Repeat every record below exactly, omitting any pictures.
--
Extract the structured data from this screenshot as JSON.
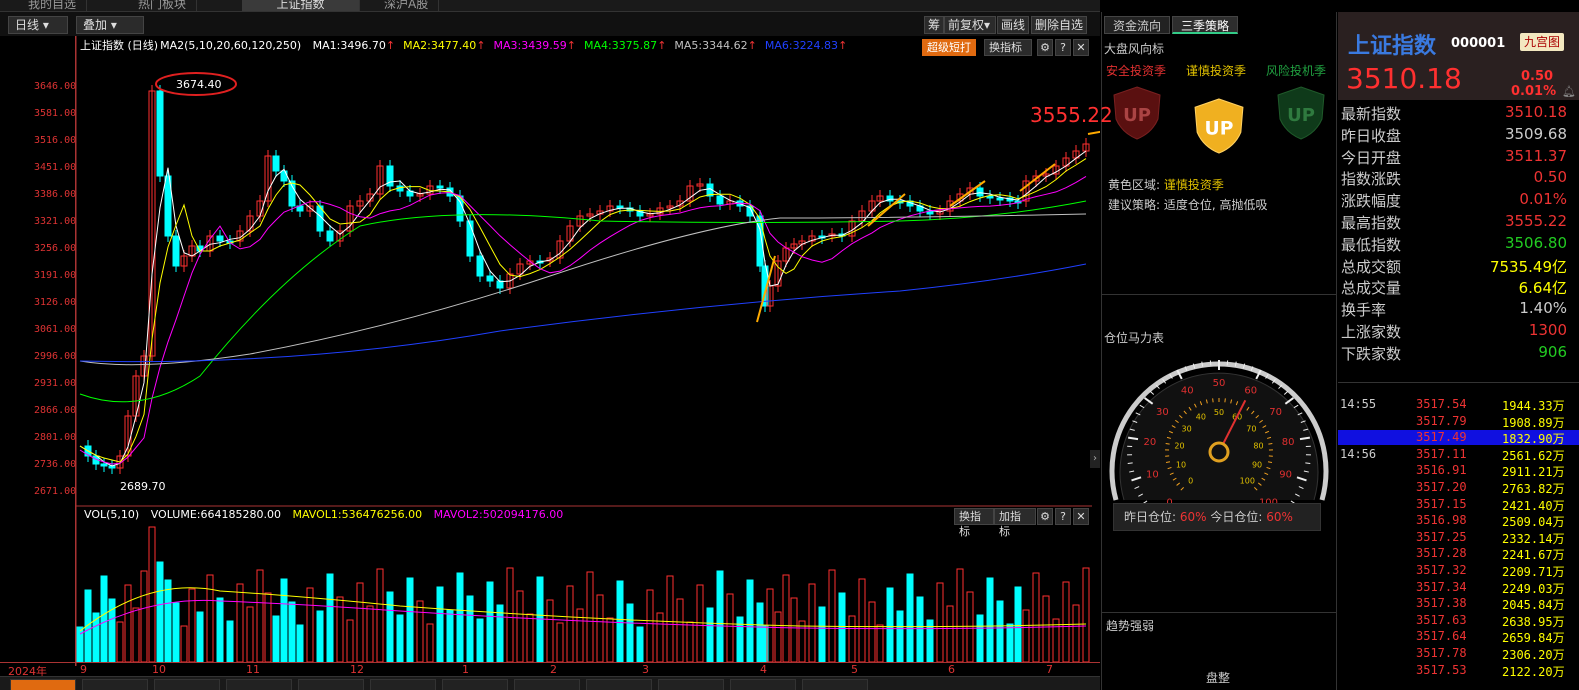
{
  "top_tabs": [
    "我的自选",
    "热门板块",
    "上证指数",
    "深沪A股"
  ],
  "toolbar": {
    "period": "日线",
    "overlay": "叠加",
    "right_buttons": [
      "筹",
      "前复权",
      "画线",
      "删除自选"
    ]
  },
  "chart_header": {
    "title": "上证指数 (日线)",
    "ma_params": "MA2(5,10,20,60,120,250)",
    "ma": [
      {
        "label": "MA1:3496.70",
        "color": "#ffffff"
      },
      {
        "label": "MA2:3477.40",
        "color": "#ffff00"
      },
      {
        "label": "MA3:3439.59",
        "color": "#ff00ff"
      },
      {
        "label": "MA4:3375.87",
        "color": "#00ff00"
      },
      {
        "label": "MA5:3344.62",
        "color": "#c0c0c0"
      },
      {
        "label": "MA6:3224.83",
        "color": "#2040ff"
      }
    ],
    "btn_super": "超级短打",
    "btn_switch": "换指标"
  },
  "annotations": {
    "high_label": "3674.40",
    "low_label": "2689.70",
    "peak_label": "3555.22"
  },
  "y_ticks": [
    "3646.00",
    "3581.00",
    "3516.00",
    "3451.00",
    "3386.00",
    "3321.00",
    "3256.00",
    "3191.00",
    "3126.00",
    "3061.00",
    "2996.00",
    "2931.00",
    "2866.00",
    "2801.00",
    "2736.00",
    "2671.00"
  ],
  "volume_header": {
    "title": "VOL(5,10)",
    "volume": "VOLUME:664185280.00",
    "mavol1": "MAVOL1:536476256.00",
    "mavol2": "MAVOL2:502094176.00",
    "btn_switch": "换指标",
    "btn_add": "加指标"
  },
  "x_ticks": [
    "2024年",
    "9",
    "10",
    "11",
    "12",
    "1",
    "2",
    "3",
    "4",
    "5",
    "6",
    "7"
  ],
  "side_tabs": [
    "资金流向",
    "三季策略"
  ],
  "strategy": {
    "title": "大盘风向标",
    "seasons": [
      {
        "label": "安全投资季",
        "color": "#e03030"
      },
      {
        "label": "谨慎投资季",
        "color": "#e0c000"
      },
      {
        "label": "风险投机季",
        "color": "#20a040"
      }
    ],
    "zone_label": "黄色区域:",
    "zone_value": "谨慎投资季",
    "advice": "建议策略: 适度仓位, 高抛低吸"
  },
  "gauge": {
    "title": "仓位马力表",
    "outer_ticks": [
      "0",
      "10",
      "20",
      "30",
      "40",
      "50",
      "60",
      "70",
      "80",
      "90",
      "100"
    ],
    "yesterday_label": "昨日仓位:",
    "yesterday_value": "60%",
    "today_label": "今日仓位:",
    "today_value": "60%",
    "position": 0.6
  },
  "trend": {
    "title": "趋势强弱",
    "status": "盘整"
  },
  "index": {
    "name": "上证指数",
    "code": "000001",
    "badge": "九宫图",
    "price": "3510.18",
    "change": "0.50",
    "pct": "0.01%"
  },
  "stats": [
    {
      "label": "最新指数",
      "value": "3510.18",
      "color": "#e33"
    },
    {
      "label": "昨日收盘",
      "value": "3509.68",
      "color": "#ccc"
    },
    {
      "label": "今日开盘",
      "value": "3511.37",
      "color": "#e33"
    },
    {
      "label": "指数涨跌",
      "value": "0.50",
      "color": "#e33"
    },
    {
      "label": "涨跌幅度",
      "value": "0.01%",
      "color": "#e33"
    },
    {
      "label": "最高指数",
      "value": "3555.22",
      "color": "#e33"
    },
    {
      "label": "最低指数",
      "value": "3506.80",
      "color": "#2c2"
    },
    {
      "label": "总成交额",
      "value": "7535.49亿",
      "color": "#ff0"
    },
    {
      "label": "总成交量",
      "value": "6.64亿",
      "color": "#ff0"
    },
    {
      "label": "换手率",
      "value": "1.40%",
      "color": "#ccc"
    },
    {
      "label": "上涨家数",
      "value": "1300",
      "color": "#e33"
    },
    {
      "label": "下跌家数",
      "value": "906",
      "color": "#2c2"
    }
  ],
  "ticks": [
    {
      "time": "14:55",
      "price": "3517.54",
      "amount": "1944.33万"
    },
    {
      "time": "",
      "price": "3517.79",
      "amount": "1908.89万"
    },
    {
      "time": "",
      "price": "3517.49",
      "amount": "1832.90万",
      "selected": true
    },
    {
      "time": "14:56",
      "price": "3517.11",
      "amount": "2561.62万"
    },
    {
      "time": "",
      "price": "3516.91",
      "amount": "2911.21万"
    },
    {
      "time": "",
      "price": "3517.20",
      "amount": "2763.82万"
    },
    {
      "time": "",
      "price": "3517.15",
      "amount": "2421.40万"
    },
    {
      "time": "",
      "price": "3516.98",
      "amount": "2509.04万"
    },
    {
      "time": "",
      "price": "3517.25",
      "amount": "2332.14万"
    },
    {
      "time": "",
      "price": "3517.28",
      "amount": "2241.67万"
    },
    {
      "time": "",
      "price": "3517.32",
      "amount": "2209.71万"
    },
    {
      "time": "",
      "price": "3517.34",
      "amount": "2249.03万"
    },
    {
      "time": "",
      "price": "3517.38",
      "amount": "2045.84万"
    },
    {
      "time": "",
      "price": "3517.63",
      "amount": "2638.95万"
    },
    {
      "time": "",
      "price": "3517.64",
      "amount": "2659.84万"
    },
    {
      "time": "",
      "price": "3517.78",
      "amount": "2306.20万"
    },
    {
      "time": "",
      "price": "3517.53",
      "amount": "2122.20万"
    }
  ],
  "colors": {
    "up": "#ff3030",
    "down": "#00ffff",
    "accent": "#e06a10"
  }
}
--
## [Task output]
Extract the structured data from this screenshot as JSON.
{
  "top_tabs": [
    "我的自选",
    "热门板块",
    "上证指数",
    "深沪A股"
  ],
  "toolbar": {
    "period": "日线",
    "overlay": "叠加",
    "right_buttons": [
      "筹",
      "前复权",
      "画线",
      "删除自选"
    ]
  },
  "chart_header": {
    "title": "上证指数 (日线)",
    "ma_params": "MA2(5,10,20,60,120,250)",
    "ma": [
      {
        "label": "MA1:3496.70",
        "color": "#ffffff"
      },
      {
        "label": "MA2:3477.40",
        "color": "#ffff00"
      },
      {
        "label": "MA3:3439.59",
        "color": "#ff00ff"
      },
      {
        "label": "MA4:3375.87",
        "color": "#00ff00"
      },
      {
        "label": "MA5:3344.62",
        "color": "#c0c0c0"
      },
      {
        "label": "MA6:3224.83",
        "color": "#2040ff"
      }
    ],
    "btn_super": "超级短打",
    "btn_switch": "换指标"
  },
  "annotations": {
    "high_label": "3674.40",
    "low_label": "2689.70",
    "peak_label": "3555.22"
  },
  "y_ticks": [
    "3646.00",
    "3581.00",
    "3516.00",
    "3451.00",
    "3386.00",
    "3321.00",
    "3256.00",
    "3191.00",
    "3126.00",
    "3061.00",
    "2996.00",
    "2931.00",
    "2866.00",
    "2801.00",
    "2736.00",
    "2671.00"
  ],
  "volume_header": {
    "title": "VOL(5,10)",
    "volume": "VOLUME:664185280.00",
    "mavol1": "MAVOL1:536476256.00",
    "mavol2": "MAVOL2:502094176.00",
    "btn_switch": "换指标",
    "btn_add": "加指标"
  },
  "x_ticks": [
    "2024年",
    "9",
    "10",
    "11",
    "12",
    "1",
    "2",
    "3",
    "4",
    "5",
    "6",
    "7"
  ],
  "side_tabs": [
    "资金流向",
    "三季策略"
  ],
  "strategy": {
    "title": "大盘风向标",
    "seasons": [
      {
        "label": "安全投资季",
        "color": "#e03030"
      },
      {
        "label": "谨慎投资季",
        "color": "#e0c000"
      },
      {
        "label": "风险投机季",
        "color": "#20a040"
      }
    ],
    "zone_label": "黄色区域:",
    "zone_value": "谨慎投资季",
    "advice": "建议策略: 适度仓位, 高抛低吸"
  },
  "gauge": {
    "title": "仓位马力表",
    "outer_ticks": [
      "0",
      "10",
      "20",
      "30",
      "40",
      "50",
      "60",
      "70",
      "80",
      "90",
      "100"
    ],
    "yesterday_label": "昨日仓位:",
    "yesterday_value": "60%",
    "today_label": "今日仓位:",
    "today_value": "60%",
    "position": 0.6
  },
  "trend": {
    "title": "趋势强弱",
    "status": "盘整"
  },
  "index": {
    "name": "上证指数",
    "code": "000001",
    "badge": "九宫图",
    "price": "3510.18",
    "change": "0.50",
    "pct": "0.01%"
  },
  "stats": [
    {
      "label": "最新指数",
      "value": "3510.18",
      "color": "#e33"
    },
    {
      "label": "昨日收盘",
      "value": "3509.68",
      "color": "#ccc"
    },
    {
      "label": "今日开盘",
      "value": "3511.37",
      "color": "#e33"
    },
    {
      "label": "指数涨跌",
      "value": "0.50",
      "color": "#e33"
    },
    {
      "label": "涨跌幅度",
      "value": "0.01%",
      "color": "#e33"
    },
    {
      "label": "最高指数",
      "value": "3555.22",
      "color": "#e33"
    },
    {
      "label": "最低指数",
      "value": "3506.80",
      "color": "#2c2"
    },
    {
      "label": "总成交额",
      "value": "7535.49亿",
      "color": "#ff0"
    },
    {
      "label": "总成交量",
      "value": "6.64亿",
      "color": "#ff0"
    },
    {
      "label": "换手率",
      "value": "1.40%",
      "color": "#ccc"
    },
    {
      "label": "上涨家数",
      "value": "1300",
      "color": "#e33"
    },
    {
      "label": "下跌家数",
      "value": "906",
      "color": "#2c2"
    }
  ],
  "ticks": [
    {
      "time": "14:55",
      "price": "3517.54",
      "amount": "1944.33万"
    },
    {
      "time": "",
      "price": "3517.79",
      "amount": "1908.89万"
    },
    {
      "time": "",
      "price": "3517.49",
      "amount": "1832.90万",
      "selected": true
    },
    {
      "time": "14:56",
      "price": "3517.11",
      "amount": "2561.62万"
    },
    {
      "time": "",
      "price": "3516.91",
      "amount": "2911.21万"
    },
    {
      "time": "",
      "price": "3517.20",
      "amount": "2763.82万"
    },
    {
      "time": "",
      "price": "3517.15",
      "amount": "2421.40万"
    },
    {
      "time": "",
      "price": "3516.98",
      "amount": "2509.04万"
    },
    {
      "time": "",
      "price": "3517.25",
      "amount": "2332.14万"
    },
    {
      "time": "",
      "price": "3517.28",
      "amount": "2241.67万"
    },
    {
      "time": "",
      "price": "3517.32",
      "amount": "2209.71万"
    },
    {
      "time": "",
      "price": "3517.34",
      "amount": "2249.03万"
    },
    {
      "time": "",
      "price": "3517.38",
      "amount": "2045.84万"
    },
    {
      "time": "",
      "price": "3517.63",
      "amount": "2638.95万"
    },
    {
      "time": "",
      "price": "3517.64",
      "amount": "2659.84万"
    },
    {
      "time": "",
      "price": "3517.78",
      "amount": "2306.20万"
    },
    {
      "time": "",
      "price": "3517.53",
      "amount": "2122.20万"
    }
  ],
  "colors": {
    "up": "#ff3030",
    "down": "#00ffff",
    "accent": "#e06a10"
  }
}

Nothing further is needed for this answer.